:: EXERCISE INSTRUCTIONS ::
From the entries provided below, copy each line that contains the word "Health".

— begin DATASET RECORDS —

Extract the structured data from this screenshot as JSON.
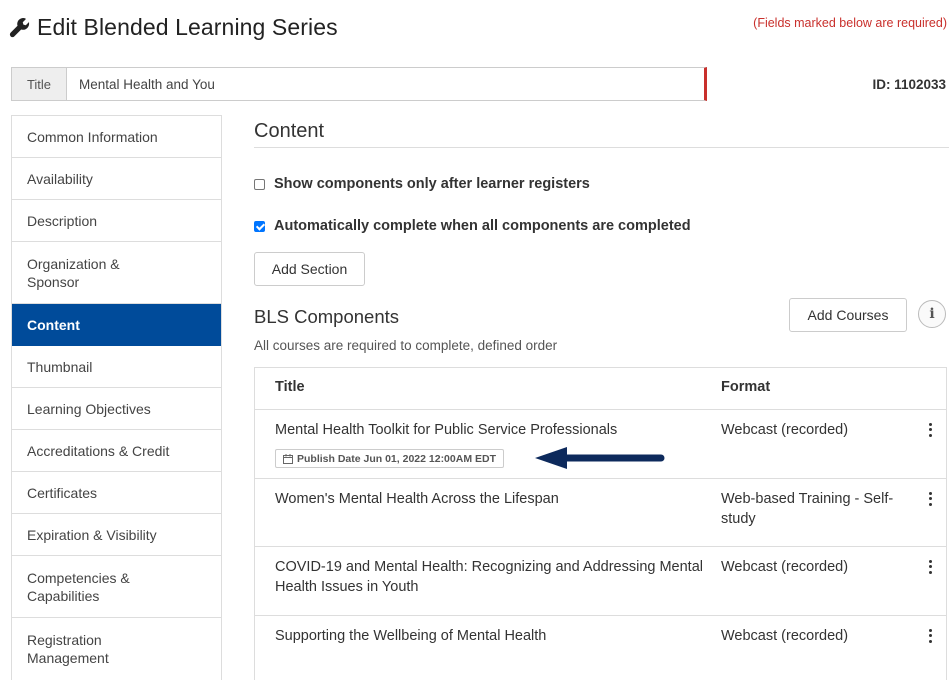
{
  "header": {
    "title": "Edit Blended Learning Series",
    "icon": "wrench-icon",
    "required_note": "(Fields marked below are required)"
  },
  "title_field": {
    "label": "Title",
    "value": "Mental Health and You"
  },
  "id_label": "ID: 1102033",
  "sidebar": {
    "items": [
      {
        "label": "Common Information",
        "active": false
      },
      {
        "label": "Availability",
        "active": false
      },
      {
        "label": "Description",
        "active": false
      },
      {
        "label": "Organization & Sponsor",
        "active": false
      },
      {
        "label": "Content",
        "active": true
      },
      {
        "label": "Thumbnail",
        "active": false
      },
      {
        "label": "Learning Objectives",
        "active": false
      },
      {
        "label": "Accreditations & Credit",
        "active": false
      },
      {
        "label": "Certificates",
        "active": false
      },
      {
        "label": "Expiration & Visibility",
        "active": false
      },
      {
        "label": "Competencies & Capabilities",
        "active": false
      },
      {
        "label": "Registration Management",
        "active": false
      }
    ]
  },
  "content": {
    "title": "Content",
    "options": [
      {
        "label": "Show components only after learner registers",
        "checked": false
      },
      {
        "label": "Automatically complete when all components are completed",
        "checked": true
      }
    ],
    "add_section_label": "Add Section"
  },
  "bls": {
    "title": "BLS Components",
    "subtitle": "All courses are required to complete, defined order",
    "add_courses_label": "Add Courses",
    "info_icon": "info-icon",
    "table": {
      "headers": [
        "Title",
        "Format"
      ],
      "rows": [
        {
          "title": "Mental Health Toolkit for Public Service Professionals",
          "format": "Webcast (recorded)",
          "badge": "Publish Date Jun 01, 2022 12:00AM EDT"
        },
        {
          "title": "Women's Mental Health Across the Lifespan",
          "format": "Web-based Training - Self-study"
        },
        {
          "title": "COVID-19 and Mental Health: Recognizing and Addressing Mental Health Issues in Youth",
          "format": "Webcast (recorded)"
        },
        {
          "title": "Supporting the Wellbeing of Mental Health",
          "format": "Webcast (recorded)"
        }
      ]
    }
  },
  "colors": {
    "active_nav": "#004b9a",
    "required": "#c9302c",
    "arrow": "#0d2a5c",
    "checkbox": "#0075ff"
  }
}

— end DATASET RECORDS —

:: ANSWER TO THE TASK ::
    "value": "Mental Health and You"
          "title": "Mental Health Toolkit for Public Service Professionals",
          "title": "Women's Mental Health Across the Lifespan",
          "title": "COVID-19 and Mental Health: Recognizing and Addressing Mental Health Issues in Youth",
          "title": "Supporting the Wellbeing of Mental Health",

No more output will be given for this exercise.